··· EXTRACTED ENTRIES ···

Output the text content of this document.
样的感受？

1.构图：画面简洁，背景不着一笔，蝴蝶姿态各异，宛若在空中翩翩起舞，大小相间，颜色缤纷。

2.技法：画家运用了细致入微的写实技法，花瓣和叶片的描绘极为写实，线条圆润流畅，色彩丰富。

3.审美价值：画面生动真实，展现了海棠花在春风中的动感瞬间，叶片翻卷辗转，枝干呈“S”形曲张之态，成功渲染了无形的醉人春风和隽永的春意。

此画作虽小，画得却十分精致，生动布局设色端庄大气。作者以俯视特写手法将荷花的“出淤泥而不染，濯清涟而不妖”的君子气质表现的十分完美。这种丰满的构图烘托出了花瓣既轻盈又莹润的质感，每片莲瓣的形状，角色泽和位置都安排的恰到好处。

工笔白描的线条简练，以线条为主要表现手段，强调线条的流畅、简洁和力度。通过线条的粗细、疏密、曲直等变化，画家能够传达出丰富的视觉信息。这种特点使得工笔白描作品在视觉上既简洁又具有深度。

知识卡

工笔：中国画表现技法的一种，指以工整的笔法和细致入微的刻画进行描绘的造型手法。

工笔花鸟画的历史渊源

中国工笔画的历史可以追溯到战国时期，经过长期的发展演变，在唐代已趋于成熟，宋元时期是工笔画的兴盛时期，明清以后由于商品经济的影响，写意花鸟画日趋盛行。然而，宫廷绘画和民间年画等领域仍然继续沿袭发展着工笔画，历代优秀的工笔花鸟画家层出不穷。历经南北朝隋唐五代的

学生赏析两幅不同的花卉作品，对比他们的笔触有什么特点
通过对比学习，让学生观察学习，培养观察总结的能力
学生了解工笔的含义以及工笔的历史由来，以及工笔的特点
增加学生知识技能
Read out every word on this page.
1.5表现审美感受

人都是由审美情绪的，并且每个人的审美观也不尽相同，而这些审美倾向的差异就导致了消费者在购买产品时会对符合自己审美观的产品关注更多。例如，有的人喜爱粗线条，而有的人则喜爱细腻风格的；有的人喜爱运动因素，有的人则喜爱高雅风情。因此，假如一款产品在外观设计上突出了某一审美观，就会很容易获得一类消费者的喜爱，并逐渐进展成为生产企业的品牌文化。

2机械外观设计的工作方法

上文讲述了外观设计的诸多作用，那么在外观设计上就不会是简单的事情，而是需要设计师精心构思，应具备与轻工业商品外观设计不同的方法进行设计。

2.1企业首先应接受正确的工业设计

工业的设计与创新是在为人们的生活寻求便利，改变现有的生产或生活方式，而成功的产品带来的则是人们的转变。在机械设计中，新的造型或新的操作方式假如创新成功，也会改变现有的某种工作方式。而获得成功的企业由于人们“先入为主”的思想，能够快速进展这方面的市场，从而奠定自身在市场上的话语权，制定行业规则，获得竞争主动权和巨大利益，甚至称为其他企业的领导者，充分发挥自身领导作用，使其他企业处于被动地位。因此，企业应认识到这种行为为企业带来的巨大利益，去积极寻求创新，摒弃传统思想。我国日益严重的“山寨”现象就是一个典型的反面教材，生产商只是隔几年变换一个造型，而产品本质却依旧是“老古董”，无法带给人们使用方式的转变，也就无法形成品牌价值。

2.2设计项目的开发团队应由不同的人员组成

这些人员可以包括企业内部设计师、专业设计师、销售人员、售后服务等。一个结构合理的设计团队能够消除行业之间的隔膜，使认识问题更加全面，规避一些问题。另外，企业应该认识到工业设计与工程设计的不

···

-- PROBLEM TO WORK ON --
Here, the records must be output exactly and in full.

-- WRITTEN REPLY --
Output the text content of this document.
样的感受？

1.构图：画面简洁，背景不着一笔，蝴蝶姿态各异，宛若在空中翩翩起舞，大小相间，颜色缤纷。

2.技法：画家运用了细致入微的写实技法，花瓣和叶片的描绘极为写实，线条圆润流畅，色彩丰富。

3.审美价值：画面生动真实，展现了海棠花在春风中的动感瞬间，叶片翻卷辗转，枝干呈“S”形曲张之态，成功渲染了无形的醉人春风和隽永的春意。

此画作虽小，画得却十分精致，生动布局设色端庄大气。作者以俯视特写手法将荷花的“出淤泥而不染，濯清涟而不妖”的君子气质表现的十分完美。这种丰满的构图烘托出了花瓣既轻盈又莹润的质感，每片莲瓣的形状，角色泽和位置都安排的恰到好处。

工笔白描的线条简练，以线条为主要表现手段，强调线条的流畅、简洁和力度。通过线条的粗细、疏密、曲直等变化，画家能够传达出丰富的视觉信息。这种特点使得工笔白描作品在视觉上既简洁又具有深度。

知识卡

工笔：中国画表现技法的一种，指以工整的笔法和细致入微的刻画进行描绘的造型手法。

工笔花鸟画的历史渊源

中国工笔画的历史可以追溯到战国时期，经过长期的发展演变，在唐代已趋于成熟，宋元时期是工笔画的兴盛时期，明清以后由于商品经济的影响，写意花鸟画日趋盛行。然而，宫廷绘画和民间年画等领域仍然继续沿袭发展着工笔画，历代优秀的工笔花鸟画家层出不穷。历经南北朝隋唐五代的

学生赏析两幅不同的花卉作品，对比他们的笔触有什么特点
通过对比学习，让学生观察学习，培养观察总结的能力
学生了解工笔的含义以及工笔的历史由来，以及工笔的特点
增加学生知识技能
Read out every word on this page.
1.5表现审美感受

人都是由审美情绪的，并且每个人的审美观也不尽相同，而这些审美倾向的差异就导致了消费者在购买产品时会对符合自己审美观的产品关注更多。例如，有的人喜爱粗线条，而有的人则喜爱细腻风格的；有的人喜爱运动因素，有的人则喜爱高雅风情。因此，假如一款产品在外观设计上突出了某一审美观，就会很容易获得一类消费者的喜爱，并逐渐进展成为生产企业的品牌文化。

2机械外观设计的工作方法

上文讲述了外观设计的诸多作用，那么在外观设计上就不会是简单的事情，而是需要设计师精心构思，应具备与轻工业商品外观设计不同的方法进行设计。

2.1企业首先应接受正确的工业设计

工业的设计与创新是在为人们的生活寻求便利，改变现有的生产或生活方式，而成功的产品带来的则是人们的转变。在机械设计中，新的造型或新的操作方式假如创新成功，也会改变现有的某种工作方式。而获得成功的企业由于人们“先入为主”的思想，能够快速进展这方面的市场，从而奠定自身在市场上的话语权，制定行业规则，获得竞争主动权和巨大利益，甚至称为其他企业的领导者，充分发挥自身领导作用，使其他企业处于被动地位。因此，企业应认识到这种行为为企业带来的巨大利益，去积极寻求创新，摒弃传统思想。我国日益严重的“山寨”现象就是一个典型的反面教材，生产商只是隔几年变换一个造型，而产品本质却依旧是“老古董”，无法带给人们使用方式的转变，也就无法形成品牌价值。

2.2设计项目的开发团队应由不同的人员组成

这些人员可以包括企业内部设计师、专业设计师、销售人员、售后服务等。一个结构合理的设计团队能够消除行业之间的隔膜，使认识问题更加全面，规避一些问题。另外，企业应该认识到工业设计与工程设计的不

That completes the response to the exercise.